> OBJECTIVE:
Give only the number of lines in the listing below where the string "RECEIVER" occurs.

> PROVIDED INFORMATION:
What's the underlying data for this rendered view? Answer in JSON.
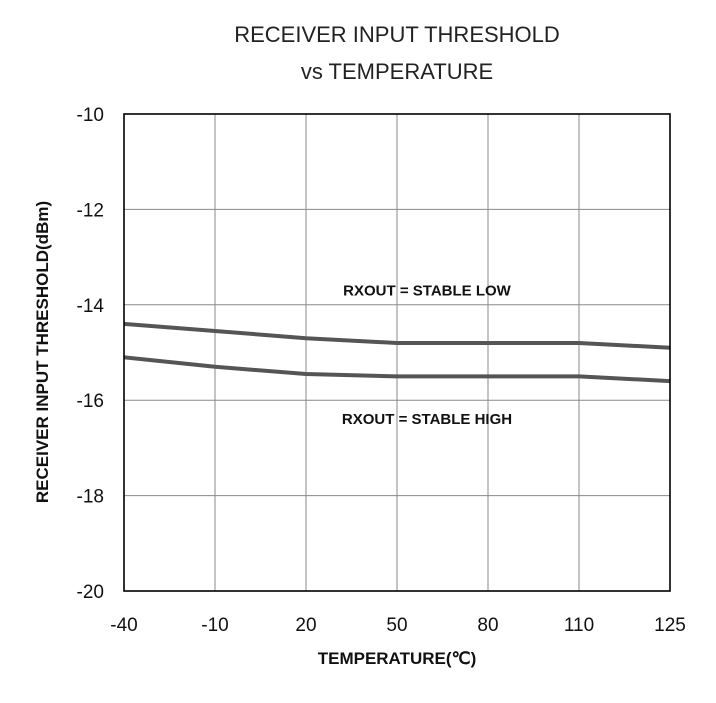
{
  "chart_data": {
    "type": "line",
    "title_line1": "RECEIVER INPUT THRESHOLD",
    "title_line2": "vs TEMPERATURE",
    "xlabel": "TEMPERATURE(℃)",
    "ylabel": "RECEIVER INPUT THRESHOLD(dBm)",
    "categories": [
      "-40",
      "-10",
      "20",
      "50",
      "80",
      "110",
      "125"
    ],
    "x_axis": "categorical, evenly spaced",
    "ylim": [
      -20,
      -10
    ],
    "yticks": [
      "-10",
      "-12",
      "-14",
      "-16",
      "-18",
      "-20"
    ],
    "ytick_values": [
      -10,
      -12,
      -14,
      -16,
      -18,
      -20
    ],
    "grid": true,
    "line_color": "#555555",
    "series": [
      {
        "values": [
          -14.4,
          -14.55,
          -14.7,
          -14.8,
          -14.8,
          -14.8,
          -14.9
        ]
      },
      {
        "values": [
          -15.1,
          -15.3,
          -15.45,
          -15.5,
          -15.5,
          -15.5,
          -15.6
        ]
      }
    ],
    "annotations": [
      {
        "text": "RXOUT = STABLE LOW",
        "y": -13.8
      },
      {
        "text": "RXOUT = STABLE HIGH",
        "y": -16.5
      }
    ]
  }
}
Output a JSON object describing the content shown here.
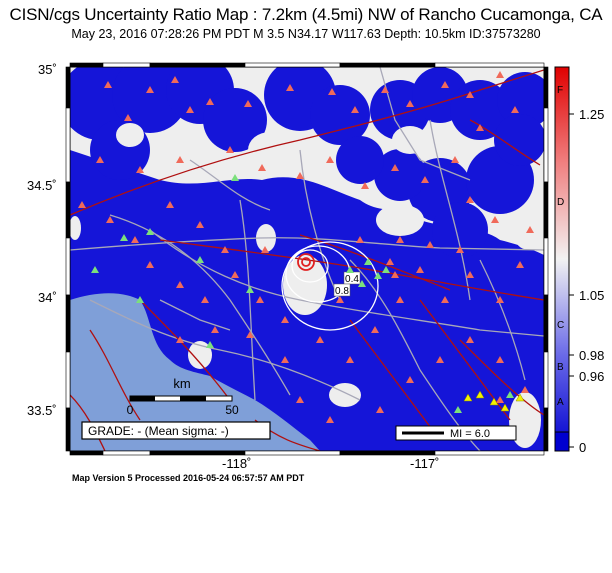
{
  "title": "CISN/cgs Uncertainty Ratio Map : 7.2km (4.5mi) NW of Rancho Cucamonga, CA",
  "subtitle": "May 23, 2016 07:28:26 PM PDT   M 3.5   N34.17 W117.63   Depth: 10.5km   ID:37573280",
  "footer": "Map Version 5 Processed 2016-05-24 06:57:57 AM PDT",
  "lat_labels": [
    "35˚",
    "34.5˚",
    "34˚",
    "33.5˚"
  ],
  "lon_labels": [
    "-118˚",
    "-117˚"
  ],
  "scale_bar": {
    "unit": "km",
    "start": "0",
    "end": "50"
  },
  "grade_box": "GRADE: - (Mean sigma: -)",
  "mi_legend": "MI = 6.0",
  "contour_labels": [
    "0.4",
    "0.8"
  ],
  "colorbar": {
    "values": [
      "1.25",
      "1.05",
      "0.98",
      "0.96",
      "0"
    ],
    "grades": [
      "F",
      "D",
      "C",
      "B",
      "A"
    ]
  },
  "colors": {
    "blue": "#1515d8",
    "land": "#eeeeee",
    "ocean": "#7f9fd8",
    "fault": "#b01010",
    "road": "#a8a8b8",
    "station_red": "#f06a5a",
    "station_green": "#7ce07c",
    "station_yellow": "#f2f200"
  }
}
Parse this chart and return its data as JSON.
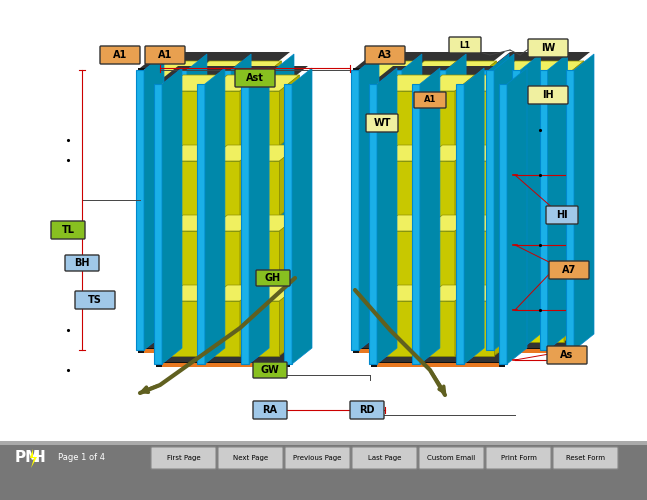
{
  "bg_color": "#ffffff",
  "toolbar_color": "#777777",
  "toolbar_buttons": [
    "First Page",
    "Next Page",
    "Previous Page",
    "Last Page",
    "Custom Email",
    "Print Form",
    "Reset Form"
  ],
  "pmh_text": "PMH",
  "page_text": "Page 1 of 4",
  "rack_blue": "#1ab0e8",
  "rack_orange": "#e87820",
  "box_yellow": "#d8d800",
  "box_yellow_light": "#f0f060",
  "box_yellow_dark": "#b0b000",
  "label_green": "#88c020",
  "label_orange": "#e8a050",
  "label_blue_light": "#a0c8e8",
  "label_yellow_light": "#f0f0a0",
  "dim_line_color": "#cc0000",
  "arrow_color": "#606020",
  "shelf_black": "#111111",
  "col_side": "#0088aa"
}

--

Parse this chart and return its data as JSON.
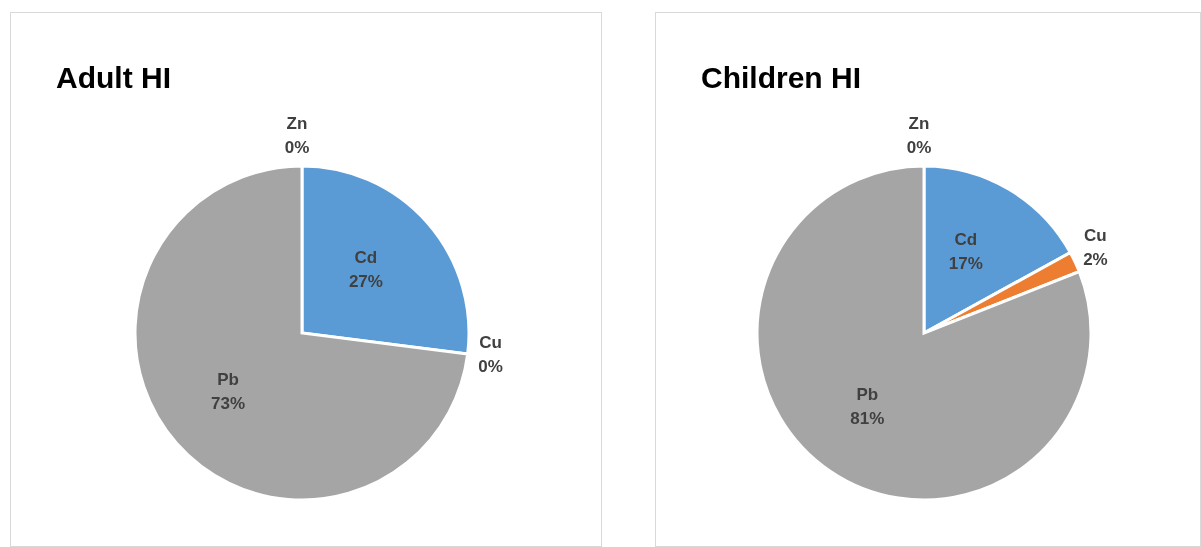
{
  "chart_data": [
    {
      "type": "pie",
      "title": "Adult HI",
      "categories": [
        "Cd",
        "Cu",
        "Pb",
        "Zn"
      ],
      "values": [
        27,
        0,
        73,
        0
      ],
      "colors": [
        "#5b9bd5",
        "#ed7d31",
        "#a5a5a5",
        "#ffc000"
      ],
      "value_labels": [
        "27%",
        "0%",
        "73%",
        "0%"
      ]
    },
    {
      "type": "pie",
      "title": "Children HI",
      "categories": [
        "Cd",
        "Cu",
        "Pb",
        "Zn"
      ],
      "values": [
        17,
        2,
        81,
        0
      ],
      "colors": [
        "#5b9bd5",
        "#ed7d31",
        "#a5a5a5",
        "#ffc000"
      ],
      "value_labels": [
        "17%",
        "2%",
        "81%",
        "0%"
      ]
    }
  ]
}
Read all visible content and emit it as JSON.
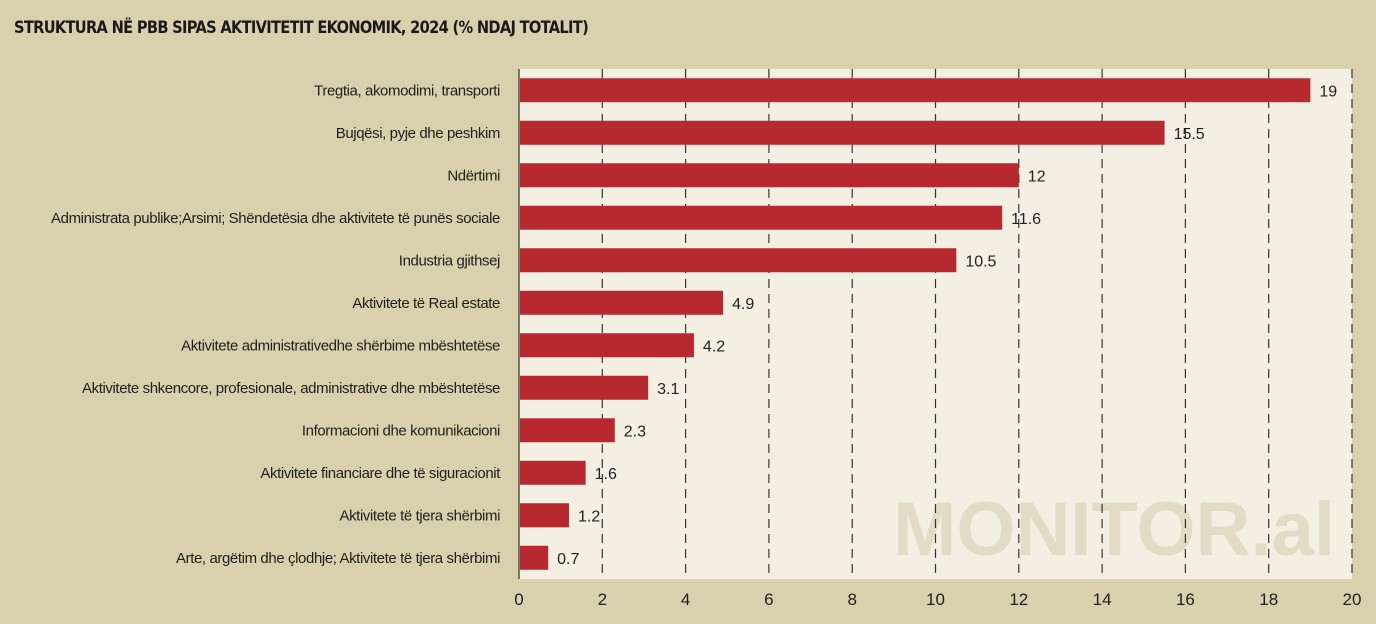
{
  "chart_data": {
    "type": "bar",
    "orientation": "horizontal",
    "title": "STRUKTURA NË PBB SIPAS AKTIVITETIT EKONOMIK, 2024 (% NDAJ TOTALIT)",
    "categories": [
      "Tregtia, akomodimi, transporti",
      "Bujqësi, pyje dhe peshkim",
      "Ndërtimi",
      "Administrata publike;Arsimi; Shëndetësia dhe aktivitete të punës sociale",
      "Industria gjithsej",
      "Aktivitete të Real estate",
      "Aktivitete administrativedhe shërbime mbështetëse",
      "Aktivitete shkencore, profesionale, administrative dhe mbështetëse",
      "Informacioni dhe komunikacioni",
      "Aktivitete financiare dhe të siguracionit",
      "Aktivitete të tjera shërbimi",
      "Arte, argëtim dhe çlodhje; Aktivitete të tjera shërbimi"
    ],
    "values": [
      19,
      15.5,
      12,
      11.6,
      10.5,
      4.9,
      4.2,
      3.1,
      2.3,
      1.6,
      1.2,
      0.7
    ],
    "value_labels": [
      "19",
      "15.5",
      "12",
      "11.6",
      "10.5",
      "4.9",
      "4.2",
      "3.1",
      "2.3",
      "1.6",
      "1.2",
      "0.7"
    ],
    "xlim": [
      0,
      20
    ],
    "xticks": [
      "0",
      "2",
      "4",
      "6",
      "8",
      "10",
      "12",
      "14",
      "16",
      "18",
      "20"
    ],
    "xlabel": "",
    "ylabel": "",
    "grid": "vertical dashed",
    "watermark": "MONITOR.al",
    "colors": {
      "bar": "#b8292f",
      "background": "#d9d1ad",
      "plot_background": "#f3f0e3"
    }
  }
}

> WRITTEN SOLUTION:
2